INSTRUCTION –
Check each line below for the word "dchirp", and copy those that have it.

□ □ □ □ □ □ □

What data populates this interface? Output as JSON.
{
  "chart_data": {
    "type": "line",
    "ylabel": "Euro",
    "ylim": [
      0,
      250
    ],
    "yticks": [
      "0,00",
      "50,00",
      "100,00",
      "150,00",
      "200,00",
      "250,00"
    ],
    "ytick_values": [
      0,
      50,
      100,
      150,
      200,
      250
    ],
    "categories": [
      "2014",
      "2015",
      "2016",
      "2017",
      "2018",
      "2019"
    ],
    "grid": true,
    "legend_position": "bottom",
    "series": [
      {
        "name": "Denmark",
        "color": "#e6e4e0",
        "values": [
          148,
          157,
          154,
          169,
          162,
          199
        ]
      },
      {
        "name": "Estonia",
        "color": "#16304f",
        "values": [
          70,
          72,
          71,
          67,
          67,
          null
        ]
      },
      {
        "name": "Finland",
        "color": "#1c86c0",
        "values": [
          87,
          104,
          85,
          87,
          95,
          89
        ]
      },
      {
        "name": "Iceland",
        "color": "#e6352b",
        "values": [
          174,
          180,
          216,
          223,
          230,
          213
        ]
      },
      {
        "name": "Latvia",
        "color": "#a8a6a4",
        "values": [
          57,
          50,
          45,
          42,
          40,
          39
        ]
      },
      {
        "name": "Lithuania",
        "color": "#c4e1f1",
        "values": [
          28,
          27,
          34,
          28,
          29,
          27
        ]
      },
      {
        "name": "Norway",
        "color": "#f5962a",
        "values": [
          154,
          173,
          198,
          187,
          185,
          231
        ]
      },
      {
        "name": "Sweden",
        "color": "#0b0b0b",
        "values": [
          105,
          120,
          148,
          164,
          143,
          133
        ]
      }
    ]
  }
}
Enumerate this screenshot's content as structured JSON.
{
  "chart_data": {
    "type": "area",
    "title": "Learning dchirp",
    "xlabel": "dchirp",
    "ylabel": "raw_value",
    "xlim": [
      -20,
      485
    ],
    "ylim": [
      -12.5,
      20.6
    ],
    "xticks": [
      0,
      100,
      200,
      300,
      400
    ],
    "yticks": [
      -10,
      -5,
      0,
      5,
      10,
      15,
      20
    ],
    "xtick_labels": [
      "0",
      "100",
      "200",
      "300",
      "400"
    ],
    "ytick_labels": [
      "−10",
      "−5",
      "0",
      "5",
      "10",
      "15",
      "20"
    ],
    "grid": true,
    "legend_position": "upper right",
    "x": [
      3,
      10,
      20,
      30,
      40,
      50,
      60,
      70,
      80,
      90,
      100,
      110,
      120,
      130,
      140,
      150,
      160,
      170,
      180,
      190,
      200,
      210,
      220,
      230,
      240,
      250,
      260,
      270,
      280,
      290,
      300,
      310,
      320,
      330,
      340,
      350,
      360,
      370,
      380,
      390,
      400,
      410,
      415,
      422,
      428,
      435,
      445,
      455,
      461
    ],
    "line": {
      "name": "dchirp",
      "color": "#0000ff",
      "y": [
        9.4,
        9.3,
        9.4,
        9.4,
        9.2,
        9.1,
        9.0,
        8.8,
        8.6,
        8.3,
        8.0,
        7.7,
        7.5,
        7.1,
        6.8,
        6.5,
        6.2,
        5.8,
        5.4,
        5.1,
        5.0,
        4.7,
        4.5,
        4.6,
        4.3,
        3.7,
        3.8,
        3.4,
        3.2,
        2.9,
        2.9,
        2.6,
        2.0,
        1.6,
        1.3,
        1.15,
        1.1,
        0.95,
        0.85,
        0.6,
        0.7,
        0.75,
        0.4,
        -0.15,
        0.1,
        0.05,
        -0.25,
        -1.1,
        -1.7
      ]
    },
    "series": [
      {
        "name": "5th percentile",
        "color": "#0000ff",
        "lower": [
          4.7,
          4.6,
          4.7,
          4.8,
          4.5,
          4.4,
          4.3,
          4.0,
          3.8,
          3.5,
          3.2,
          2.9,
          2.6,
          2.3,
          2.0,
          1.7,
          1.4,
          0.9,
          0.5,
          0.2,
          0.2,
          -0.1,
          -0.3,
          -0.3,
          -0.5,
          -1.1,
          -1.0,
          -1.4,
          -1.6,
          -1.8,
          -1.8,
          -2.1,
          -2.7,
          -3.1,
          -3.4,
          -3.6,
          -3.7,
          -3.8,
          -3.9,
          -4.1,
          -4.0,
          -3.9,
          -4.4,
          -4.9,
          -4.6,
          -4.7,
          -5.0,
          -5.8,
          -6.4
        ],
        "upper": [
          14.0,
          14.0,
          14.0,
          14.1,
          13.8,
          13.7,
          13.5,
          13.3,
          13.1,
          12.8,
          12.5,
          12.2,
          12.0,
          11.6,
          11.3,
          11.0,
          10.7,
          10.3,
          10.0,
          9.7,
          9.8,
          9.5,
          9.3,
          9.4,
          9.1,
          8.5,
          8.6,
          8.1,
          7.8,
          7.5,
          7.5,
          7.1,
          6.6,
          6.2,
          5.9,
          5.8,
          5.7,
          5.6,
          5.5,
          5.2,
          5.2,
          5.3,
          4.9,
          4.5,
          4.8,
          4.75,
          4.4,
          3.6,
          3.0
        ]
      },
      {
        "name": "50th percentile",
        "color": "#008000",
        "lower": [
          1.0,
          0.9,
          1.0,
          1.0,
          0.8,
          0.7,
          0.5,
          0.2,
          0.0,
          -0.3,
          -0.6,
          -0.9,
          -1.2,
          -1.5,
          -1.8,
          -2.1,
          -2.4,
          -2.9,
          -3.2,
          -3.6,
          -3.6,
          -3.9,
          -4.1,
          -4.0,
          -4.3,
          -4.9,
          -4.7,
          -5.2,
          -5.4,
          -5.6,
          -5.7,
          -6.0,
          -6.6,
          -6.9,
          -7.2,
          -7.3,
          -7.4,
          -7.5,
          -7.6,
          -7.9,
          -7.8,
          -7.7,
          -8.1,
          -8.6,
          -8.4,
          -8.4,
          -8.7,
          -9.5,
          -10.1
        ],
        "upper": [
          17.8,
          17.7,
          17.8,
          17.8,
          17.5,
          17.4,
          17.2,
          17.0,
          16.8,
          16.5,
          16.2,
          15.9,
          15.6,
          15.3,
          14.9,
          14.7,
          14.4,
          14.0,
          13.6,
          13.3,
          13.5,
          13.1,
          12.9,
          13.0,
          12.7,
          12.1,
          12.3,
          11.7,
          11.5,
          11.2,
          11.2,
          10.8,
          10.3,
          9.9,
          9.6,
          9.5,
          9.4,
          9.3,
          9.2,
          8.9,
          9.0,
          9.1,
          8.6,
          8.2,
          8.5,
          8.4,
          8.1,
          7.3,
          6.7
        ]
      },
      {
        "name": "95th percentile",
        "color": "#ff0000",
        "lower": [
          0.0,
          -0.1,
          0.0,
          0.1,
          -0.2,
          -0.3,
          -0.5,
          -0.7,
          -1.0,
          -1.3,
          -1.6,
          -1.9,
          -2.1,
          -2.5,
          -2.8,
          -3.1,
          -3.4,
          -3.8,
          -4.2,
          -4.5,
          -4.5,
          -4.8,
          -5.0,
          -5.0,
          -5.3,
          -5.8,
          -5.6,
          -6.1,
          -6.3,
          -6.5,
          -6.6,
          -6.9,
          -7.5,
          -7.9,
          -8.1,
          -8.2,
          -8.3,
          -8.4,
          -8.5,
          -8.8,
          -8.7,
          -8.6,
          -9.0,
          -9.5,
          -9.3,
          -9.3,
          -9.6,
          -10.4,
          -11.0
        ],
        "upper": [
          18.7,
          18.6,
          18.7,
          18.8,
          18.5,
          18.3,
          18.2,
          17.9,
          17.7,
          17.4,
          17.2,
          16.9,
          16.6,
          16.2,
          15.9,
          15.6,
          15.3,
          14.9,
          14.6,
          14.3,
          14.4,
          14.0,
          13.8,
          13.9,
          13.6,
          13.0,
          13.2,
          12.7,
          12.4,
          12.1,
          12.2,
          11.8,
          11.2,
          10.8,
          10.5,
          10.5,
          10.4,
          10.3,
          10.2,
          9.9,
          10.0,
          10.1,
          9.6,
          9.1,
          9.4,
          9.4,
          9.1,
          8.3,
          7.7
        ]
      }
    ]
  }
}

□ □ □ □ □ □ □

THE ANSWER –
    "title": "Learning dchirp",
    "xlabel": "dchirp",
      "name": "dchirp",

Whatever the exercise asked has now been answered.